[Your task] For the listing below, give the count of lines containing the string "Level" and nothing else.
Start of Supplied entries
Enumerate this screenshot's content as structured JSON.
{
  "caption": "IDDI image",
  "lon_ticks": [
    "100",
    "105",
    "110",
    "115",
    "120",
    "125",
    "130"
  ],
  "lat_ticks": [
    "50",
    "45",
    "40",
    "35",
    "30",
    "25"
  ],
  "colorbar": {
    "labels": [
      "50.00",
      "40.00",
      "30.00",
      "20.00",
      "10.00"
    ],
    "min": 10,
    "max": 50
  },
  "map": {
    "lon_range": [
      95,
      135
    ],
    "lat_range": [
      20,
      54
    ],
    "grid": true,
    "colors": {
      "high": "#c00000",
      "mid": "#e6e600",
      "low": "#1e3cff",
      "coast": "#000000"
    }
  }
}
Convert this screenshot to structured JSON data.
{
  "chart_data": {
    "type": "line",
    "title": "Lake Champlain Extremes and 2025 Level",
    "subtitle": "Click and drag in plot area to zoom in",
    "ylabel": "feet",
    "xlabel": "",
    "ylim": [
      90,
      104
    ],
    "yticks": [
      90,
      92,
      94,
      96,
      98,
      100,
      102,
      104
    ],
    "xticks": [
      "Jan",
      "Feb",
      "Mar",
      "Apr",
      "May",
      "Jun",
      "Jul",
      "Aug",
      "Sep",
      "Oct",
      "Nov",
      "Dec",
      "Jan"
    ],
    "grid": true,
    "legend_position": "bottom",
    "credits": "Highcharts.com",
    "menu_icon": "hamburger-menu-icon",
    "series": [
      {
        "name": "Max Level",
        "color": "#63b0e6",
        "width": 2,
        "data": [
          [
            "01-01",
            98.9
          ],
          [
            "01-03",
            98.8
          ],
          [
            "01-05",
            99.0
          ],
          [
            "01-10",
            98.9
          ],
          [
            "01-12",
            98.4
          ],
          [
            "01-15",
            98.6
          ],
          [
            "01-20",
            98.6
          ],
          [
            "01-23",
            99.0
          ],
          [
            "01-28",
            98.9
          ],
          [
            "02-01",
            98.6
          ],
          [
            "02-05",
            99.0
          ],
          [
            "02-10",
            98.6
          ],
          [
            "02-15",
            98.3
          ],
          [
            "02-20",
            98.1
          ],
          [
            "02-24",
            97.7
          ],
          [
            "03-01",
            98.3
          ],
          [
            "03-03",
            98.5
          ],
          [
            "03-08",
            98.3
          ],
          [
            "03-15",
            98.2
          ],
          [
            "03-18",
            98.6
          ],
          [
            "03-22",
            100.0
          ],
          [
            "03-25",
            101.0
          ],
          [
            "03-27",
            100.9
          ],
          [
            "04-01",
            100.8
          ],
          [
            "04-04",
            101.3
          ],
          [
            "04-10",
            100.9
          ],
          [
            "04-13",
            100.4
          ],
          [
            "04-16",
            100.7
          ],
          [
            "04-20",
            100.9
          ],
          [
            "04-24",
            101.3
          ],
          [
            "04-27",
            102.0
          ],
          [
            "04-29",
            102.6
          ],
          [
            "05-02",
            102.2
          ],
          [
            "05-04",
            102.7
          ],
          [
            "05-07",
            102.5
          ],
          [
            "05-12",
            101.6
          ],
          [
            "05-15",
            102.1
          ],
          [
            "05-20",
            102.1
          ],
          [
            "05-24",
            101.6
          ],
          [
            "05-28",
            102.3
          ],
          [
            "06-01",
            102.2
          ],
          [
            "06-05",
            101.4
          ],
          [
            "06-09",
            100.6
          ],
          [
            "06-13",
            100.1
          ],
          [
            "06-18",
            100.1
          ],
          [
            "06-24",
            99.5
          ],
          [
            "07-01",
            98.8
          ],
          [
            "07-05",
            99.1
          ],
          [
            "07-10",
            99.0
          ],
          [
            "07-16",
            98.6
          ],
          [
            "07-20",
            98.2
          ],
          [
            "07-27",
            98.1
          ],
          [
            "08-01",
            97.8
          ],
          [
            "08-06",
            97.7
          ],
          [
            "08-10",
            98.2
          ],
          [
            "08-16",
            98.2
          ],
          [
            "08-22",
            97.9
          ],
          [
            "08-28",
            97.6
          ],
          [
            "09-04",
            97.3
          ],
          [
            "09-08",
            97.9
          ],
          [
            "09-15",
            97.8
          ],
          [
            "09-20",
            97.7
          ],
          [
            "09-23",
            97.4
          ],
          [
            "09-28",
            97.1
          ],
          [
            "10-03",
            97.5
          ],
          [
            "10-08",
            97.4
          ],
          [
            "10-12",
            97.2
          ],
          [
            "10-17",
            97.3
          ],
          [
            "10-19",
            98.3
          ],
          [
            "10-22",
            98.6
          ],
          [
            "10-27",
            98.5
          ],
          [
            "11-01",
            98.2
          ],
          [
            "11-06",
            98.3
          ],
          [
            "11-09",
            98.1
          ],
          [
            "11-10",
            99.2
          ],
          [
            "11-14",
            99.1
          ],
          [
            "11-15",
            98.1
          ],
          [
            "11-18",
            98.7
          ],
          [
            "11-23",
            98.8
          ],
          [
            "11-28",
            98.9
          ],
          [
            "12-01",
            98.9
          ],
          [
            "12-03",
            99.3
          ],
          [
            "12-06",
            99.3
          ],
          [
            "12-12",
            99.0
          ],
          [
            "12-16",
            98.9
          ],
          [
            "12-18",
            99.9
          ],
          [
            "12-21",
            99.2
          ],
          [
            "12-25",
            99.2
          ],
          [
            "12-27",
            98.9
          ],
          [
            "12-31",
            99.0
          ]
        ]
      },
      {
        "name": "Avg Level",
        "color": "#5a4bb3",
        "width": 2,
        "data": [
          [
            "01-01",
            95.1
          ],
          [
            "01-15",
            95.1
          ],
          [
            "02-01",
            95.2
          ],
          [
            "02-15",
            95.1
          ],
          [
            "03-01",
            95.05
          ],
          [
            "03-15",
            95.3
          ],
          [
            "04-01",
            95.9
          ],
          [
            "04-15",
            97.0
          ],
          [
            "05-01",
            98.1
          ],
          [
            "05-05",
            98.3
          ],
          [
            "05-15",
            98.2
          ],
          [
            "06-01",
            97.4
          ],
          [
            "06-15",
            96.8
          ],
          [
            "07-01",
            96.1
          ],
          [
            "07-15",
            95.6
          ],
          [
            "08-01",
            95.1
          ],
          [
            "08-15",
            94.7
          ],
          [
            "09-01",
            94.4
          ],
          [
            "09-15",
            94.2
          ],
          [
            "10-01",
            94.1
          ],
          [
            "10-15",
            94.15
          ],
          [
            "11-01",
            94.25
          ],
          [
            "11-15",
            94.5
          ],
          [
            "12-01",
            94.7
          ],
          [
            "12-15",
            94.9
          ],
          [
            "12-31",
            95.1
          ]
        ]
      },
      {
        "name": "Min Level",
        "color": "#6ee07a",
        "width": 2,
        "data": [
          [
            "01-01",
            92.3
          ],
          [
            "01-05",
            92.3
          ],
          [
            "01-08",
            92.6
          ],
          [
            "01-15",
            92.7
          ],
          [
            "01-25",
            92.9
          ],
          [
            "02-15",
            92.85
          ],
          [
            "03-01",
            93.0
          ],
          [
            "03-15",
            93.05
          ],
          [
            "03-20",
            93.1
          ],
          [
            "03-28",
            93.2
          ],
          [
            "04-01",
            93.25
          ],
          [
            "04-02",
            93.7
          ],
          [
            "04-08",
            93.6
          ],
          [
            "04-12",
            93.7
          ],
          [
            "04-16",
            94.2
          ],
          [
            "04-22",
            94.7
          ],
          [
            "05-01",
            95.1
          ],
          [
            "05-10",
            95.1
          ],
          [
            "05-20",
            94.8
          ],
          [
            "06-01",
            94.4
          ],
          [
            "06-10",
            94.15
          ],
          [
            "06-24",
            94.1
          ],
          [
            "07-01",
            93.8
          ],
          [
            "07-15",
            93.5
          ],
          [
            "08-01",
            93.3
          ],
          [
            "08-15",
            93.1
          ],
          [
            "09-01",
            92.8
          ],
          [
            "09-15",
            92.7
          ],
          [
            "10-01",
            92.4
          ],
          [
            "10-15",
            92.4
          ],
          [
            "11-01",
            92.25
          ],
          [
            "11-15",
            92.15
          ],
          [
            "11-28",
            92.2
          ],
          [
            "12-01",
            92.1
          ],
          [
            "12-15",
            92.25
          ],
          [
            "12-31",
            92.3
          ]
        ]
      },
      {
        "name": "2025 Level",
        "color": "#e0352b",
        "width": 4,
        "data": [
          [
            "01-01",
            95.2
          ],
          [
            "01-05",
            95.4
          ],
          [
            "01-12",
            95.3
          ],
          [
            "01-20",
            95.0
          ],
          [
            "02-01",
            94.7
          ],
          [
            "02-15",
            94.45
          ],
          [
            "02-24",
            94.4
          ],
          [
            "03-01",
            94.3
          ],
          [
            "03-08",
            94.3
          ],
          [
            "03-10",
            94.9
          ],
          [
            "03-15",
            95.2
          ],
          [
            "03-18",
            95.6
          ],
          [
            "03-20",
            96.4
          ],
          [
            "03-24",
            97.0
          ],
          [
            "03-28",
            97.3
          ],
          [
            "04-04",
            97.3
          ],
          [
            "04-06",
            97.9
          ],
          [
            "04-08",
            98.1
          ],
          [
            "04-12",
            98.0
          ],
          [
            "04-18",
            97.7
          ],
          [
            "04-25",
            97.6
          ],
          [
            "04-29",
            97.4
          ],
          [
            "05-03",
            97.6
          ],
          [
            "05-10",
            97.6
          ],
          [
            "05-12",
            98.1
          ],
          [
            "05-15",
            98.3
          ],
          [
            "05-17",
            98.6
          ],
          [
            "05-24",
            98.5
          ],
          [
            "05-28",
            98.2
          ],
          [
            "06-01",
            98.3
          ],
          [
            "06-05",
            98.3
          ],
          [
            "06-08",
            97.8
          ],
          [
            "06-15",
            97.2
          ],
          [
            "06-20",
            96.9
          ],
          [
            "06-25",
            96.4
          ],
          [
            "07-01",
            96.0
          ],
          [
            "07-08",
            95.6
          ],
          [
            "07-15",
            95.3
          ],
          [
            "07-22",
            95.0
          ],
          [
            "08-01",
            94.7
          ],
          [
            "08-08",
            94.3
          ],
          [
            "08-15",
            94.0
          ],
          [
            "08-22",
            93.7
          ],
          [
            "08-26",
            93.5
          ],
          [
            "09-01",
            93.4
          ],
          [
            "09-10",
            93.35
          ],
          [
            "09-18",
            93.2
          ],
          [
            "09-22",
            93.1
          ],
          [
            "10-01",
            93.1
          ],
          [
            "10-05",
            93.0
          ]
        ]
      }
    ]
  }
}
End of Supplied entries
[Written answer] 5